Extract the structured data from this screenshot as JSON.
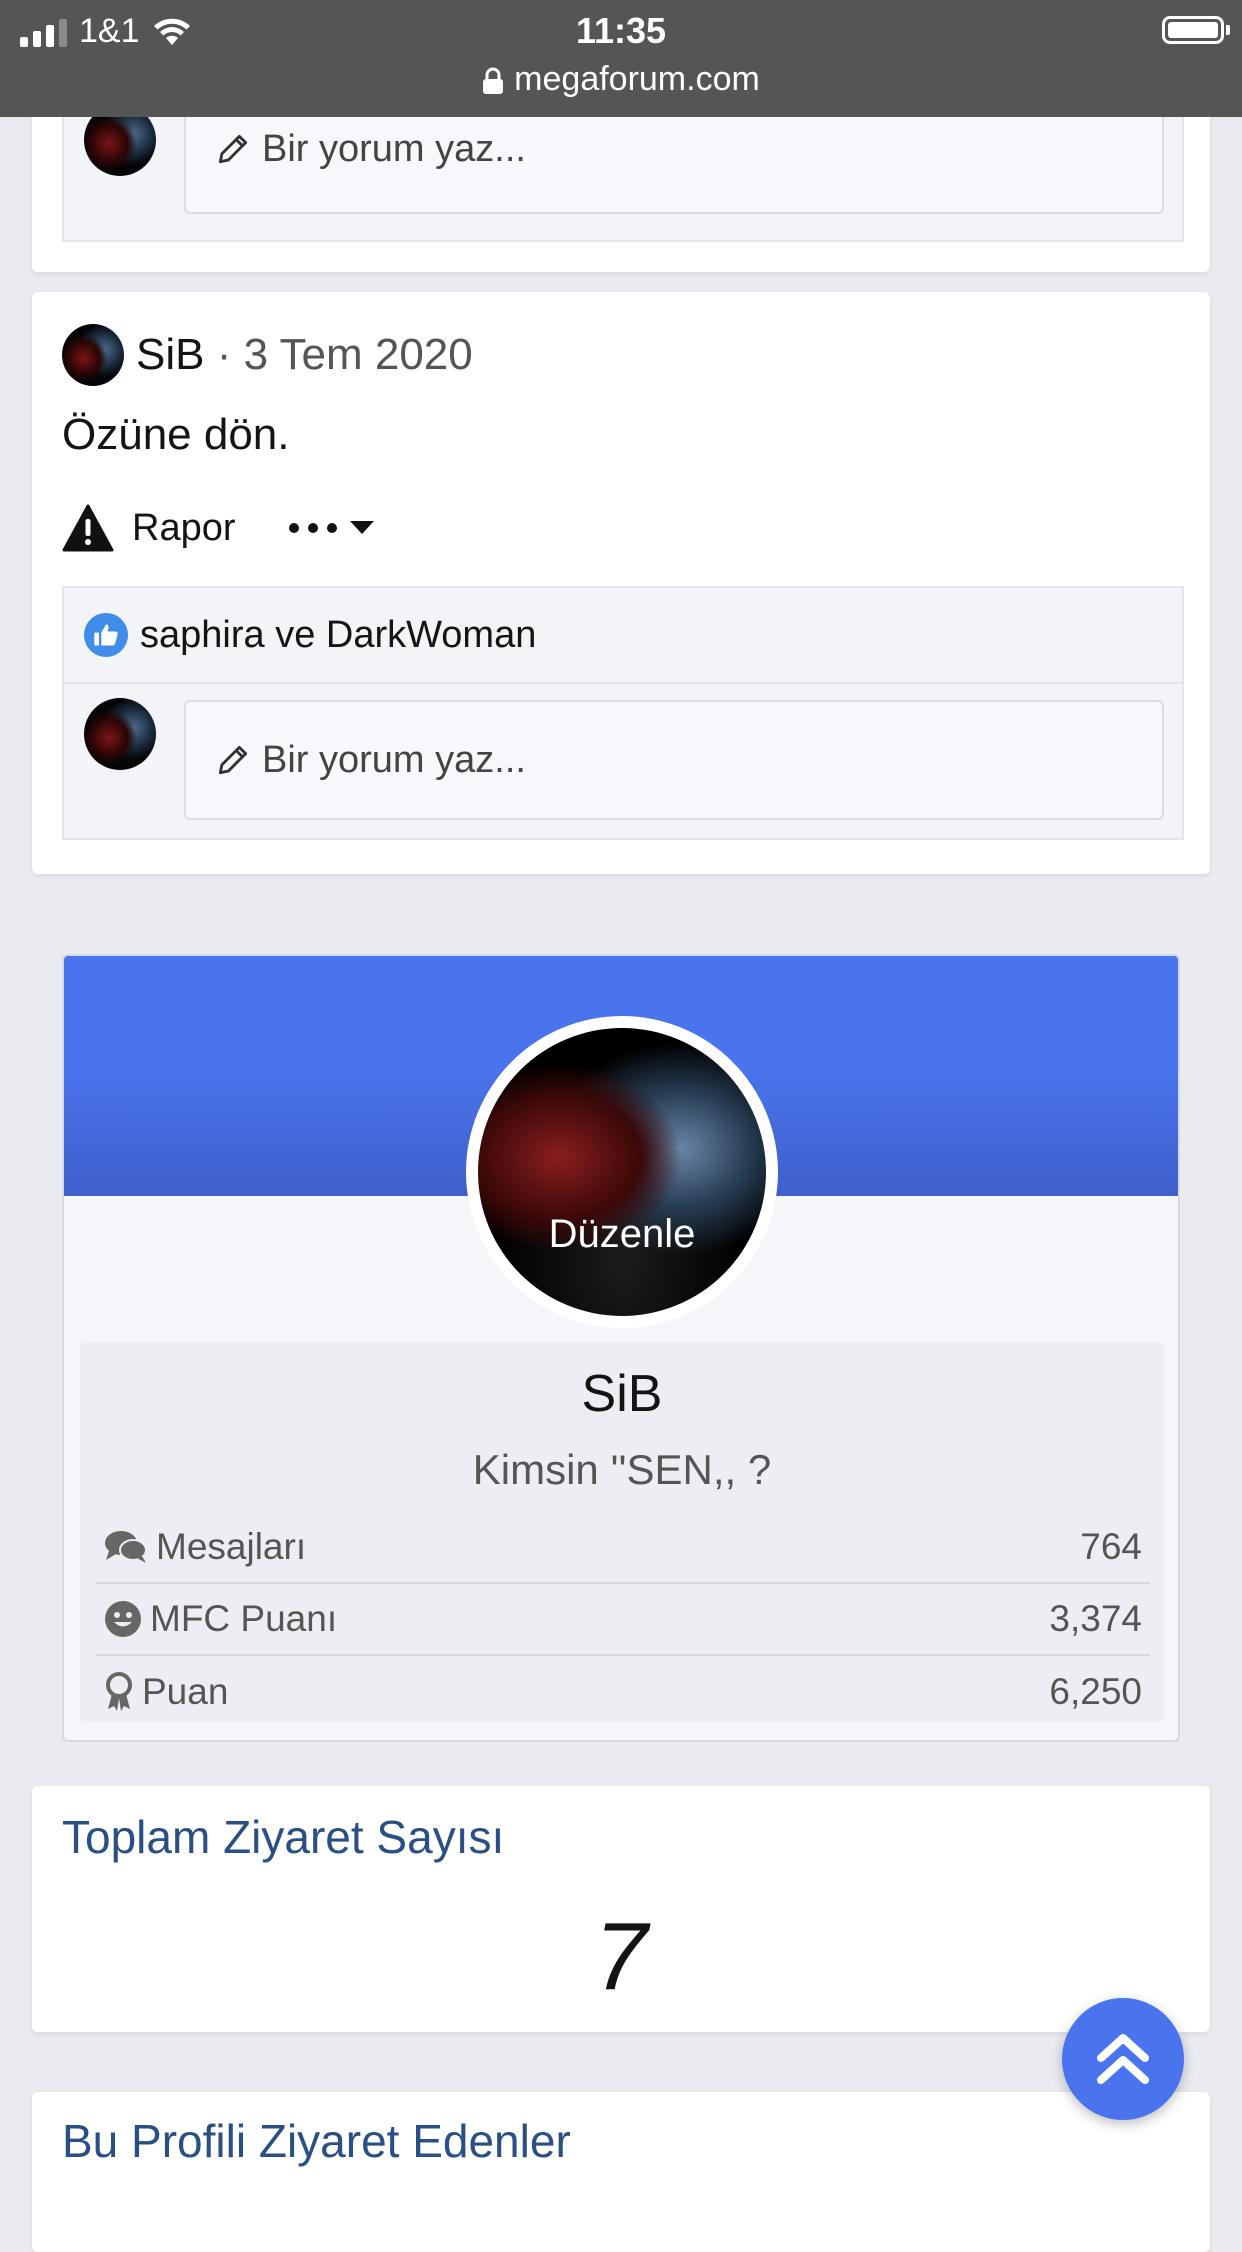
{
  "status_bar": {
    "carrier": "1&1",
    "time": "11:35",
    "url": "megaforum.com"
  },
  "top_comment": {
    "placeholder": "Bir yorum yaz..."
  },
  "post": {
    "author": "SiB",
    "date": "· 3 Tem 2020",
    "body": "Özüne dön.",
    "report_label": "Rapor",
    "likes_text": "saphira ve DarkWoman",
    "comment_placeholder": "Bir yorum yaz..."
  },
  "profile": {
    "edit_label": "Düzenle",
    "name": "SiB",
    "user_title": "Kimsin ''SEN,, ?",
    "stats": [
      {
        "icon": "comments-icon",
        "label": "Mesajları",
        "value": "764"
      },
      {
        "icon": "smile-icon",
        "label": "MFC Puanı",
        "value": "3,374"
      },
      {
        "icon": "award-icon",
        "label": "Puan",
        "value": "6,250"
      }
    ]
  },
  "visits": {
    "title": "Toplam Ziyaret Sayısı",
    "count": "7"
  },
  "visitors": {
    "title": "Bu Profili Ziyaret Edenler"
  },
  "colors": {
    "banner": "#4a74ee",
    "section_title": "#2a4f85",
    "fab": "#4a74ee"
  }
}
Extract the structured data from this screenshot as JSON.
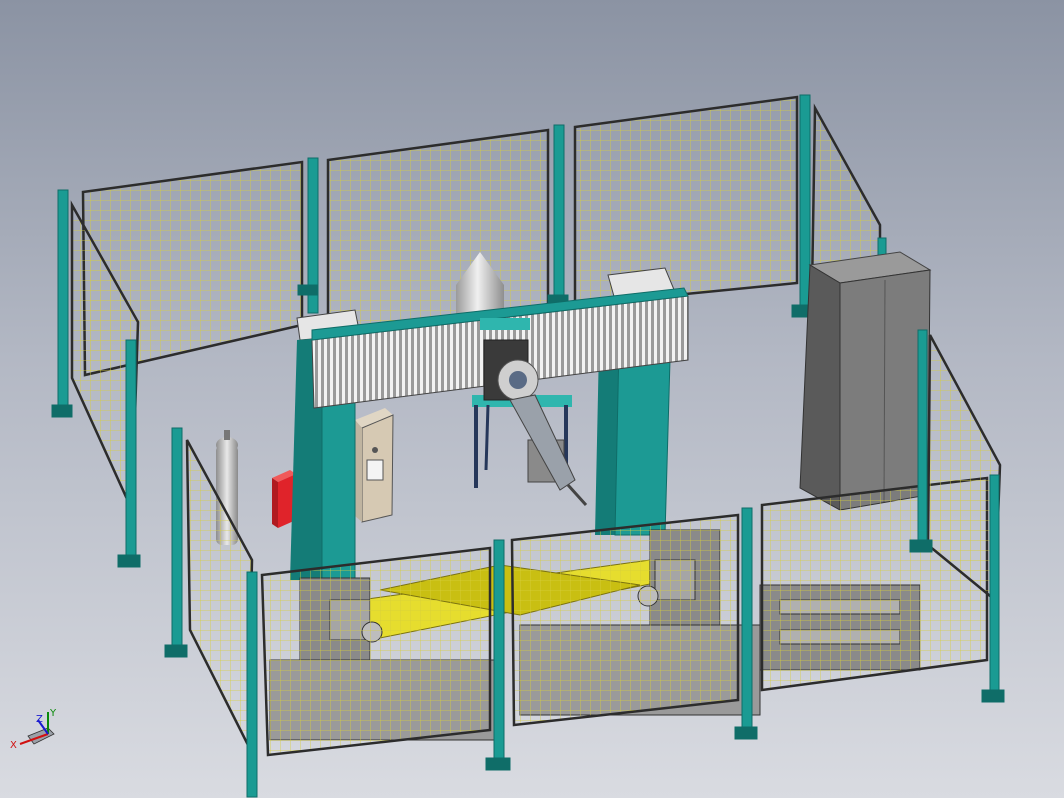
{
  "viewport": {
    "background_top": "#8b93a3",
    "background_bottom": "#d9dbe1"
  },
  "colors": {
    "post": "#1a9b93",
    "post_dark": "#0f6d68",
    "mesh": "#d7cf3c",
    "frame": "#2c2c2c",
    "gantry": "#1c9a94",
    "beam": "#d7d7d7",
    "workpiece": "#e6dd2e",
    "cabinet": "#7c7c7c",
    "cabinet_dark": "#5a5a5a",
    "red_box": "#e0232a",
    "tank": "#c7c7c7"
  },
  "scene_objects": [
    "safety-fence-panels",
    "fence-posts",
    "gantry-columns",
    "gantry-beam",
    "welding-robot",
    "control-box",
    "gas-cylinder",
    "electrical-cabinet",
    "positioner-frame",
    "yellow-workpiece",
    "cone-hopper",
    "red-box"
  ],
  "triad": {
    "x_label": "X",
    "y_label": "Y",
    "z_label": "Z"
  }
}
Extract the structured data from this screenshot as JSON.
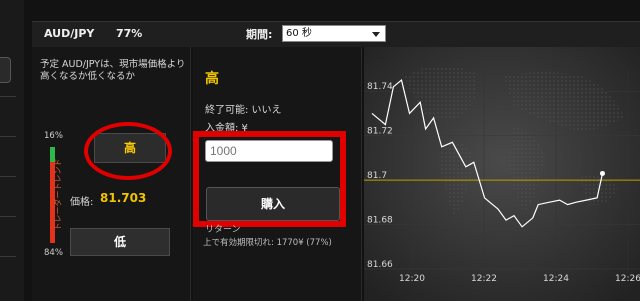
{
  "header": {
    "pair": "AUD/JPY",
    "percent": "77%",
    "period_label": "期間:",
    "period_value": "60 秒"
  },
  "left_panel": {
    "description": "予定 AUD/JPYは、現市場価格より高くなるか低くなるか",
    "trend_top_percent": "16%",
    "trend_bottom_percent": "84%",
    "trend_label": "トレーダートレンド",
    "trend_up_fraction": 0.16,
    "high_button": "高",
    "price_label": "価格:",
    "price_value": "81.703",
    "low_button": "低"
  },
  "middle_panel": {
    "title": "高",
    "expiry_text": "終了可能: いいえ",
    "amount_label": "入金額: ¥",
    "amount_placeholder": "1000",
    "buy_button": "購入",
    "return_label": "リターン",
    "payout_text": "上で有効期限切れ: 1770¥ (77%)"
  },
  "colors": {
    "accent_yellow": "#f0c400",
    "highlight_red": "#e00000",
    "trend_green": "#2eb84b",
    "trend_red": "#e2341d"
  },
  "chart_data": {
    "type": "line",
    "y_ticks": [
      "81.74",
      "81.72",
      "81.7",
      "81.68",
      "81.66"
    ],
    "x_ticks": [
      "12:20",
      "12:22",
      "12:24",
      "12:26"
    ],
    "ylim": [
      81.66,
      81.75
    ],
    "current_price_line": 81.7,
    "series": [
      {
        "x": [
          0,
          0.05,
          0.08,
          0.11,
          0.14,
          0.18,
          0.2,
          0.23,
          0.26,
          0.3,
          0.35,
          0.38,
          0.42,
          0.47,
          0.5,
          0.53,
          0.56,
          0.6,
          0.62,
          0.66,
          0.7,
          0.73,
          0.76,
          0.8,
          0.84,
          0.86
        ],
        "values": [
          81.73,
          81.725,
          81.742,
          81.745,
          81.73,
          81.735,
          81.723,
          81.728,
          81.715,
          81.717,
          81.706,
          81.708,
          81.692,
          81.687,
          81.682,
          81.684,
          81.679,
          81.683,
          81.689,
          81.69,
          81.691,
          81.689,
          81.69,
          81.691,
          81.692,
          81.703
        ]
      }
    ]
  }
}
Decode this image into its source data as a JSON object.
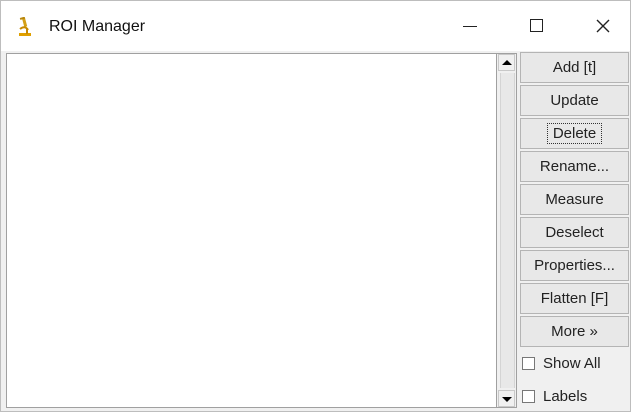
{
  "window": {
    "title": "ROI Manager",
    "controls": {
      "minimize": "—",
      "maximize": "☐",
      "close": "✕"
    }
  },
  "icons": {
    "app": "microscope-icon"
  },
  "roi_list": {
    "items": []
  },
  "buttons": [
    {
      "id": "add",
      "label": "Add [t]"
    },
    {
      "id": "update",
      "label": "Update"
    },
    {
      "id": "delete",
      "label": "Delete",
      "focused": true
    },
    {
      "id": "rename",
      "label": "Rename..."
    },
    {
      "id": "measure",
      "label": "Measure"
    },
    {
      "id": "deselect",
      "label": "Deselect"
    },
    {
      "id": "properties",
      "label": "Properties..."
    },
    {
      "id": "flatten",
      "label": "Flatten [F]"
    },
    {
      "id": "more",
      "label": "More »"
    }
  ],
  "checkboxes": [
    {
      "id": "show-all",
      "label": "Show All",
      "checked": false
    },
    {
      "id": "labels",
      "label": "Labels",
      "checked": false
    }
  ]
}
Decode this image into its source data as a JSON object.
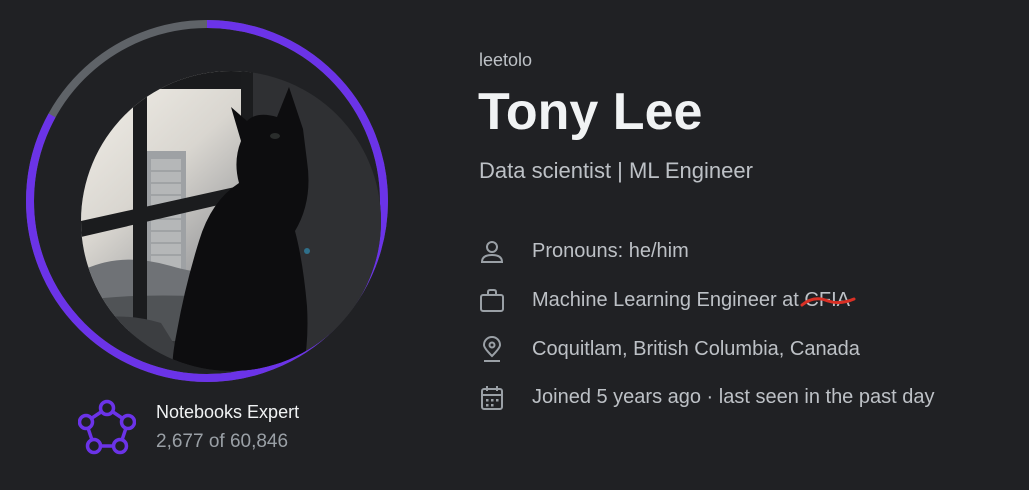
{
  "profile": {
    "username": "leetolo",
    "display_name": "Tony Lee",
    "bio": "Data scientist | ML Engineer"
  },
  "tier": {
    "name": "Notebooks Expert",
    "progress_text": "2,677 of 60,846",
    "progress_fraction": 0.83,
    "accent_color": "#6b33e8",
    "track_color": "#5f6368"
  },
  "details": {
    "pronouns": "Pronouns: he/him",
    "occupation_prefix": "Machine Learning Engineer at ",
    "occupation_org": "CFIA",
    "location": "Coquitlam, British Columbia, Canada",
    "joined": "Joined 5 years ago · last seen in the past day"
  },
  "icons": {
    "pronouns": "person-icon",
    "occupation": "briefcase-icon",
    "location": "location-pin-icon",
    "joined": "calendar-icon",
    "tier": "notebooks-expert-tier-icon"
  },
  "colors": {
    "background": "#202124",
    "accent": "#6b33e8",
    "annotation_red": "#d93025"
  }
}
■ ■ ■ ■ ■
* PROBLEM DESCRIPTION *
The records shown above are to be repeated exactly, with the pictures left out.

* SOLUTION BELOW *
Extract the structured data from this screenshot as JSON.
{
  "status_bar": {
    "carrier": "1&1",
    "time": "11:35",
    "url": "megaforum.com"
  },
  "top_comment": {
    "placeholder": "Bir yorum yaz..."
  },
  "post": {
    "author": "SiB",
    "date": "· 3 Tem 2020",
    "body": "Özüne dön.",
    "report_label": "Rapor",
    "likes_text": "saphira ve DarkWoman",
    "comment_placeholder": "Bir yorum yaz..."
  },
  "profile": {
    "edit_label": "Düzenle",
    "name": "SiB",
    "user_title": "Kimsin ''SEN,, ?",
    "stats": [
      {
        "icon": "comments-icon",
        "label": "Mesajları",
        "value": "764"
      },
      {
        "icon": "smile-icon",
        "label": "MFC Puanı",
        "value": "3,374"
      },
      {
        "icon": "award-icon",
        "label": "Puan",
        "value": "6,250"
      }
    ]
  },
  "visits": {
    "title": "Toplam Ziyaret Sayısı",
    "count": "7"
  },
  "visitors": {
    "title": "Bu Profili Ziyaret Edenler"
  },
  "colors": {
    "banner": "#4a74ee",
    "section_title": "#2a4f85",
    "fab": "#4a74ee"
  }
}
Extract the structured data from this screenshot as JSON.
{
  "viewport": {
    "background_top": "#8b93a3",
    "background_bottom": "#d9dbe1"
  },
  "colors": {
    "post": "#1a9b93",
    "post_dark": "#0f6d68",
    "mesh": "#d7cf3c",
    "frame": "#2c2c2c",
    "gantry": "#1c9a94",
    "beam": "#d7d7d7",
    "workpiece": "#e6dd2e",
    "cabinet": "#7c7c7c",
    "cabinet_dark": "#5a5a5a",
    "red_box": "#e0232a",
    "tank": "#c7c7c7"
  },
  "scene_objects": [
    "safety-fence-panels",
    "fence-posts",
    "gantry-columns",
    "gantry-beam",
    "welding-robot",
    "control-box",
    "gas-cylinder",
    "electrical-cabinet",
    "positioner-frame",
    "yellow-workpiece",
    "cone-hopper",
    "red-box"
  ],
  "triad": {
    "x_label": "X",
    "y_label": "Y",
    "z_label": "Z"
  }
}
Extract the structured data from this screenshot as JSON.
{
  "header": {
    "pair": "AUD/JPY",
    "percent": "77%",
    "period_label": "期間:",
    "period_value": "60 秒"
  },
  "left_panel": {
    "description": "予定 AUD/JPYは、現市場価格より高くなるか低くなるか",
    "trend_top_percent": "16%",
    "trend_bottom_percent": "84%",
    "trend_label": "トレーダートレンド",
    "trend_up_fraction": 0.16,
    "high_button": "高",
    "price_label": "価格:",
    "price_value": "81.703",
    "low_button": "低"
  },
  "middle_panel": {
    "title": "高",
    "expiry_text": "終了可能: いいえ",
    "amount_label": "入金額: ¥",
    "amount_placeholder": "1000",
    "buy_button": "購入",
    "return_label": "リターン",
    "payout_text": "上で有効期限切れ: 1770¥ (77%)"
  },
  "colors": {
    "accent_yellow": "#f0c400",
    "highlight_red": "#e00000",
    "trend_green": "#2eb84b",
    "trend_red": "#e2341d"
  },
  "chart_data": {
    "type": "line",
    "y_ticks": [
      "81.74",
      "81.72",
      "81.7",
      "81.68",
      "81.66"
    ],
    "x_ticks": [
      "12:20",
      "12:22",
      "12:24",
      "12:26"
    ],
    "ylim": [
      81.66,
      81.75
    ],
    "current_price_line": 81.7,
    "series": [
      {
        "x": [
          0,
          0.05,
          0.08,
          0.11,
          0.14,
          0.18,
          0.2,
          0.23,
          0.26,
          0.3,
          0.35,
          0.38,
          0.42,
          0.47,
          0.5,
          0.53,
          0.56,
          0.6,
          0.62,
          0.66,
          0.7,
          0.73,
          0.76,
          0.8,
          0.84,
          0.86
        ],
        "values": [
          81.73,
          81.725,
          81.742,
          81.745,
          81.73,
          81.735,
          81.723,
          81.728,
          81.715,
          81.717,
          81.706,
          81.708,
          81.692,
          81.687,
          81.682,
          81.684,
          81.679,
          81.683,
          81.689,
          81.69,
          81.691,
          81.689,
          81.69,
          81.691,
          81.692,
          81.703
        ]
      }
    ]
  }
}
Decode this image into its source data as a JSON object.
{
  "window": {
    "title": "ROI Manager",
    "controls": {
      "minimize": "—",
      "maximize": "☐",
      "close": "✕"
    }
  },
  "icons": {
    "app": "microscope-icon"
  },
  "roi_list": {
    "items": []
  },
  "buttons": [
    {
      "id": "add",
      "label": "Add [t]"
    },
    {
      "id": "update",
      "label": "Update"
    },
    {
      "id": "delete",
      "label": "Delete",
      "focused": true
    },
    {
      "id": "rename",
      "label": "Rename..."
    },
    {
      "id": "measure",
      "label": "Measure"
    },
    {
      "id": "deselect",
      "label": "Deselect"
    },
    {
      "id": "properties",
      "label": "Properties..."
    },
    {
      "id": "flatten",
      "label": "Flatten [F]"
    },
    {
      "id": "more",
      "label": "More »"
    }
  ],
  "checkboxes": [
    {
      "id": "show-all",
      "label": "Show All",
      "checked": false
    },
    {
      "id": "labels",
      "label": "Labels",
      "checked": false
    }
  ]
}
Decode this image into its source data as a JSON object.
{
  "profile": {
    "username": "leetolo",
    "display_name": "Tony Lee",
    "bio": "Data scientist | ML Engineer"
  },
  "tier": {
    "name": "Notebooks Expert",
    "progress_text": "2,677 of 60,846",
    "progress_fraction": 0.83,
    "accent_color": "#6b33e8",
    "track_color": "#5f6368"
  },
  "details": {
    "pronouns": "Pronouns: he/him",
    "occupation_prefix": "Machine Learning Engineer at ",
    "occupation_org": "CFIA",
    "location": "Coquitlam, British Columbia, Canada",
    "joined": "Joined 5 years ago · last seen in the past day"
  },
  "icons": {
    "pronouns": "person-icon",
    "occupation": "briefcase-icon",
    "location": "location-pin-icon",
    "joined": "calendar-icon",
    "tier": "notebooks-expert-tier-icon"
  },
  "colors": {
    "background": "#202124",
    "accent": "#6b33e8",
    "annotation_red": "#d93025"
  }
}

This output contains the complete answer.